- **OBJECTIVE**:
Any picture among the records should be left out, please; retype the rest exactly.

- **AVAILABLE RECORDS**:
============================================================

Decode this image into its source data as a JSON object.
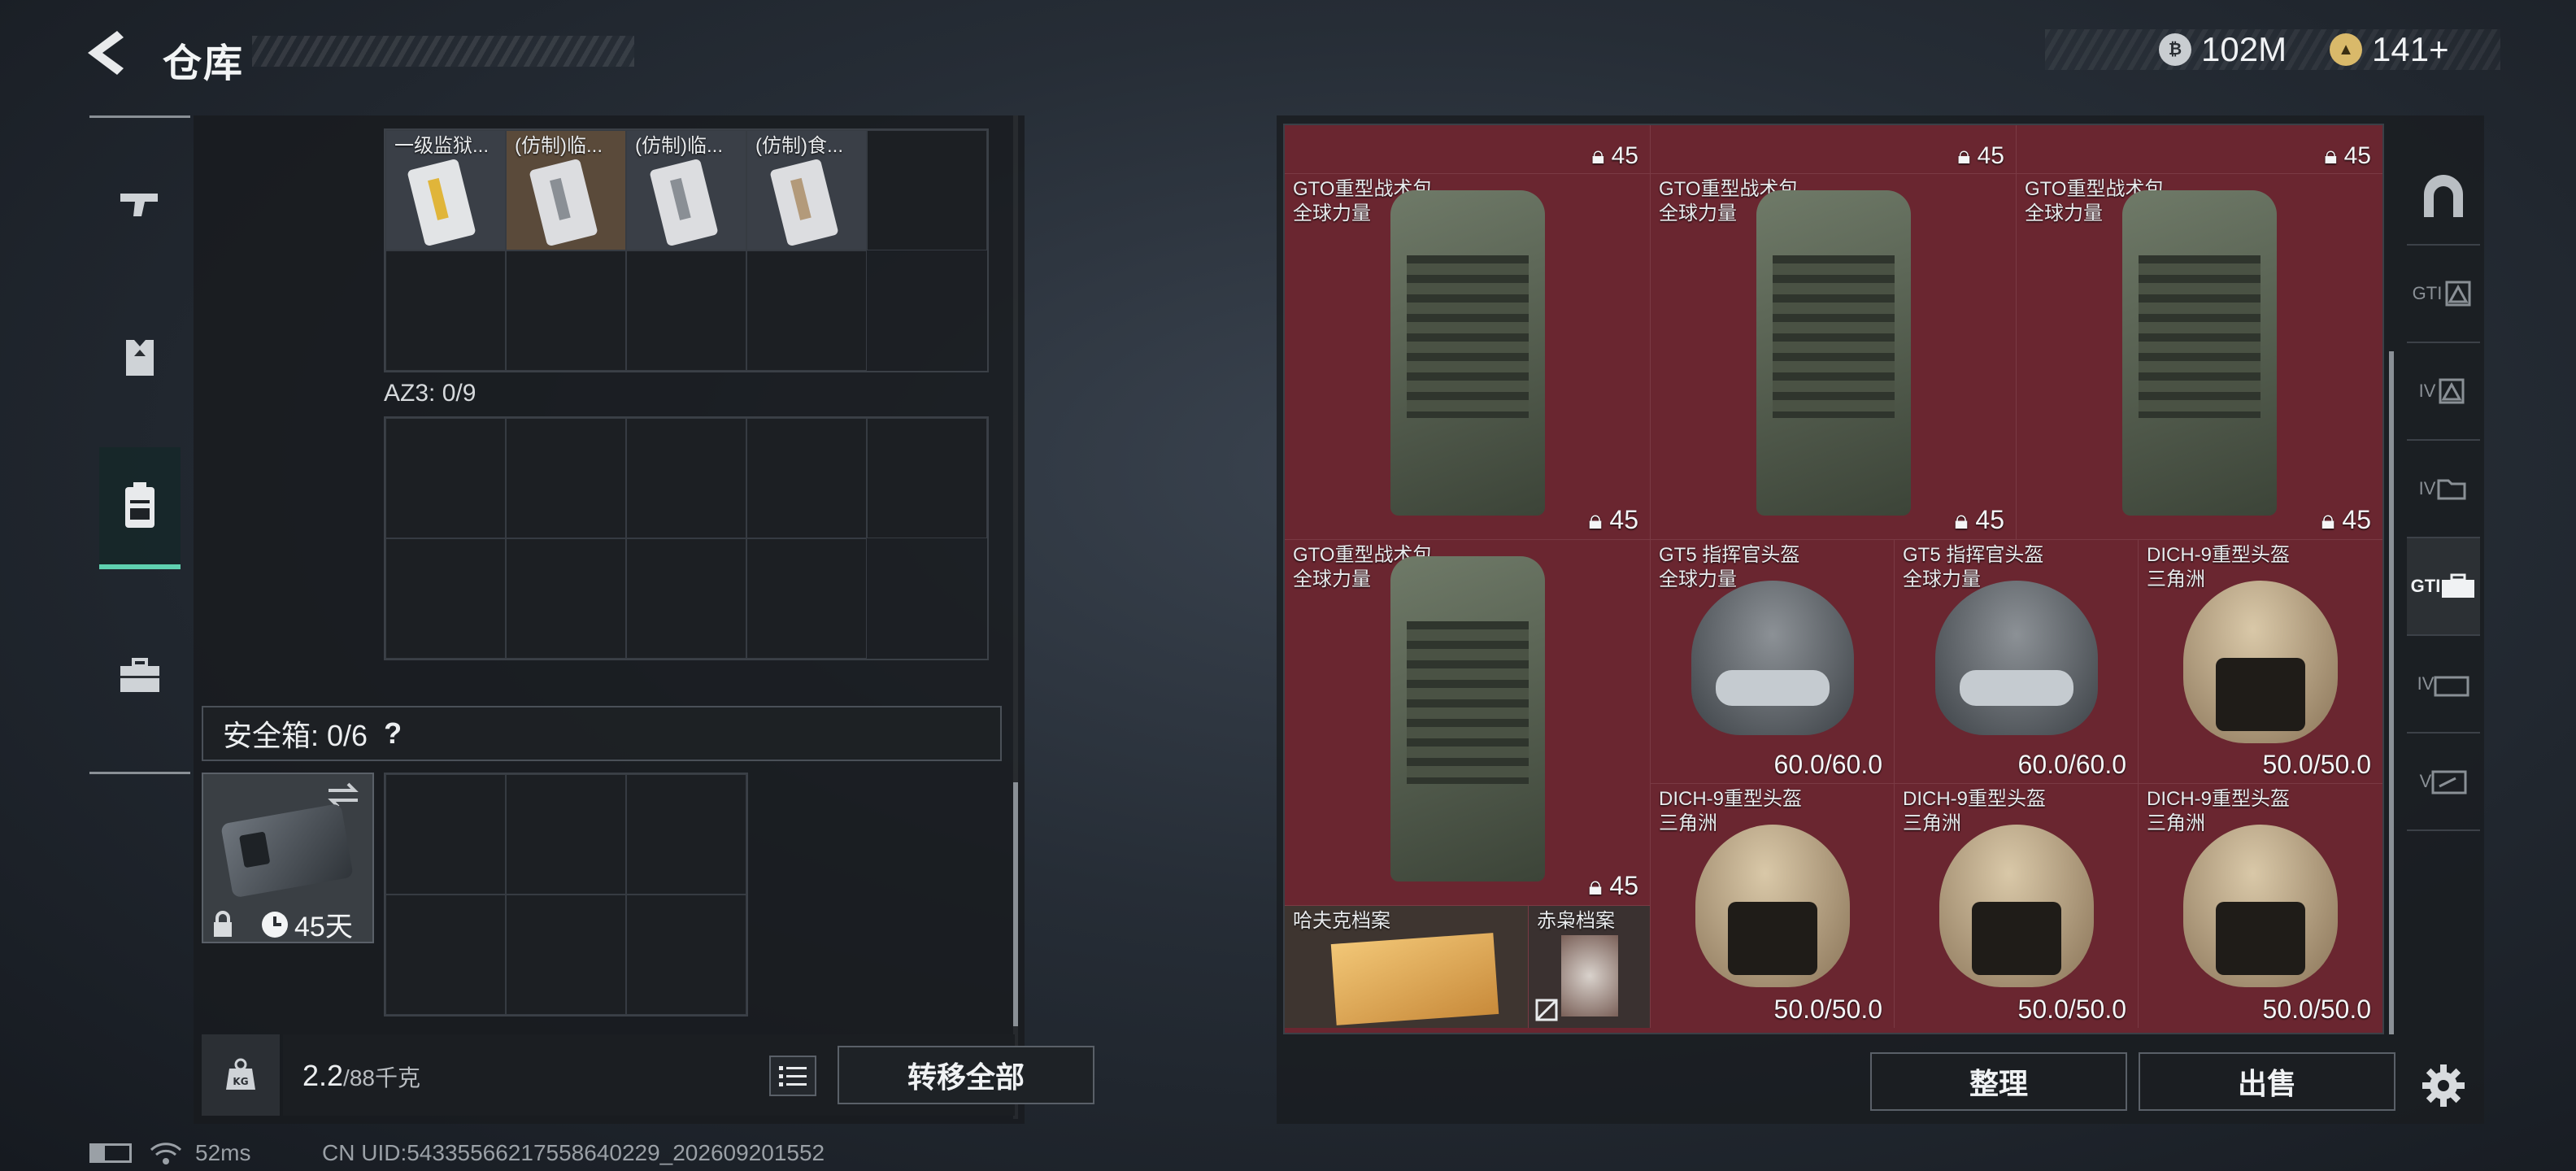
{
  "header": {
    "title": "仓库"
  },
  "currency": {
    "coin": "102M",
    "premium": "141+"
  },
  "left_rail": [
    "weapons",
    "armor",
    "backpack",
    "safebox"
  ],
  "rig": {
    "items": [
      {
        "name": "一级监狱..."
      },
      {
        "name": "(仿制)临..."
      },
      {
        "name": "(仿制)临..."
      },
      {
        "name": "(仿制)食..."
      }
    ]
  },
  "az3": {
    "label": "AZ3: 0/9"
  },
  "safebox": {
    "label": "安全箱: 0/6",
    "help": "?",
    "duration": "45天"
  },
  "weight": {
    "current": "2.2",
    "max": "/88千克"
  },
  "buttons": {
    "transfer_all": "转移全部",
    "sort": "整理",
    "sell": "出售"
  },
  "stash": {
    "top_counts": [
      "45",
      "45",
      "45"
    ],
    "backpacks": [
      {
        "name": "GTO重型战术包",
        "brand": "全球力量",
        "count": "45"
      },
      {
        "name": "GTO重型战术包",
        "brand": "全球力量",
        "count": "45"
      },
      {
        "name": "GTO重型战术包",
        "brand": "全球力量",
        "count": "45"
      },
      {
        "name": "GTO重型战术包",
        "brand": "全球力量",
        "count": "45"
      }
    ],
    "helmets": [
      {
        "name": "GT5 指挥官头盔",
        "brand": "全球力量",
        "durability": "60.0/60.0"
      },
      {
        "name": "GT5 指挥官头盔",
        "brand": "全球力量",
        "durability": "60.0/60.0"
      },
      {
        "name": "DICH-9重型头盔",
        "brand": "三角洲",
        "durability": "50.0/50.0"
      },
      {
        "name": "DICH-9重型头盔",
        "brand": "三角洲",
        "durability": "50.0/50.0"
      },
      {
        "name": "DICH-9重型头盔",
        "brand": "三角洲",
        "durability": "50.0/50.0"
      },
      {
        "name": "DICH-9重型头盔",
        "brand": "三角洲",
        "durability": "50.0/50.0"
      }
    ],
    "files": [
      {
        "name": "哈夫克档案"
      },
      {
        "name": "赤枭档案"
      }
    ]
  },
  "right_tabs": [
    "all",
    "GTI",
    "IV",
    "IV",
    "GTI",
    "IV",
    "V"
  ],
  "status": {
    "ping": "52ms",
    "uid": "CN UID:54335566217558640229_202609201552"
  },
  "colors": {
    "accent": "#5fd1b0",
    "stash_bg": "#6a2630"
  }
}
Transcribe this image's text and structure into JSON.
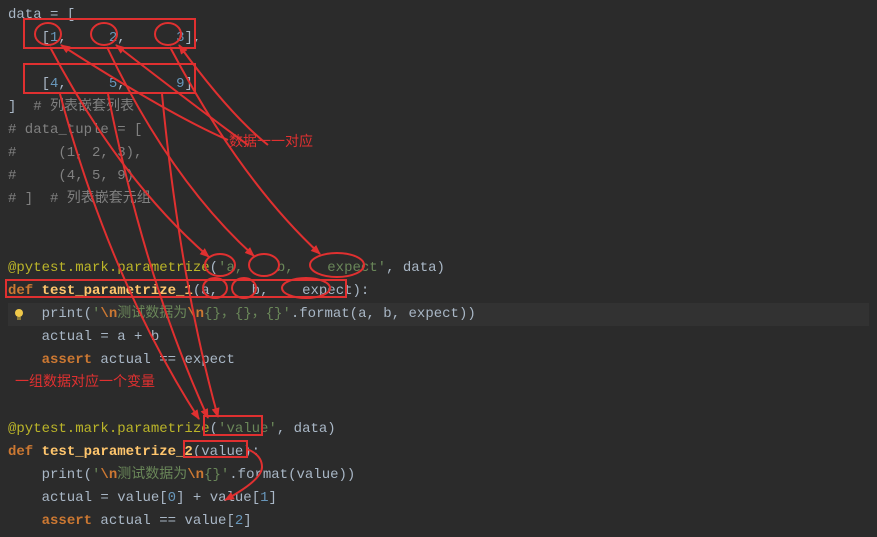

============================================================

- **RESULT OF THE TASK**:
Decode this image into its source data as a JSON object.
{
  "header": {
    "title": "仓库"
  },
  "currency": {
    "coin": "102M",
    "premium": "141+"
  },
  "left_rail": [
    "weapons",
    "armor",
    "backpack",
    "safebox"
  ],
  "rig": {
    "items": [
      {
        "name": "一级监狱..."
      },
      {
        "name": "(仿制)临..."
      },
      {
        "name": "(仿制)临..."
      },
      {
        "name": "(仿制)食..."
      }
    ]
  },
  "az3": {
    "label": "AZ3: 0/9"
  },
  "safebox": {
    "label": "安全箱: 0/6",
    "help": "?",
    "duration": "45天"
  },
  "weight": {
    "current": "2.2",
    "max": "/88千克"
  },
  "buttons": {
    "transfer_all": "转移全部",
    "sort": "整理",
    "sell": "出售"
  },
  "stash": {
    "top_counts": [
      "45",
      "45",
      "45"
    ],
    "backpacks": [
      {
        "name": "GTO重型战术包",
        "brand": "全球力量",
        "count": "45"
      },
      {
        "name": "GTO重型战术包",
        "brand": "全球力量",
        "count": "45"
      },
      {
        "name": "GTO重型战术包",
        "brand": "全球力量",
        "count": "45"
      },
      {
        "name": "GTO重型战术包",
        "brand": "全球力量",
        "count": "45"
      }
    ],
    "helmets": [
      {
        "name": "GT5 指挥官头盔",
        "brand": "全球力量",
        "durability": "60.0/60.0"
      },
      {
        "name": "GT5 指挥官头盔",
        "brand": "全球力量",
        "durability": "60.0/60.0"
      },
      {
        "name": "DICH-9重型头盔",
        "brand": "三角洲",
        "durability": "50.0/50.0"
      },
      {
        "name": "DICH-9重型头盔",
        "brand": "三角洲",
        "durability": "50.0/50.0"
      },
      {
        "name": "DICH-9重型头盔",
        "brand": "三角洲",
        "durability": "50.0/50.0"
      },
      {
        "name": "DICH-9重型头盔",
        "brand": "三角洲",
        "durability": "50.0/50.0"
      }
    ],
    "files": [
      {
        "name": "哈夫克档案"
      },
      {
        "name": "赤枭档案"
      }
    ]
  },
  "right_tabs": [
    "all",
    "GTI",
    "IV",
    "IV",
    "GTI",
    "IV",
    "V"
  ],
  "status": {
    "ping": "52ms",
    "uid": "CN UID:54335566217558640229_202609201552"
  },
  "colors": {
    "accent": "#5fd1b0",
    "stash_bg": "#6a2630"
  }
}
Transcribe this image's text and structure into JSON.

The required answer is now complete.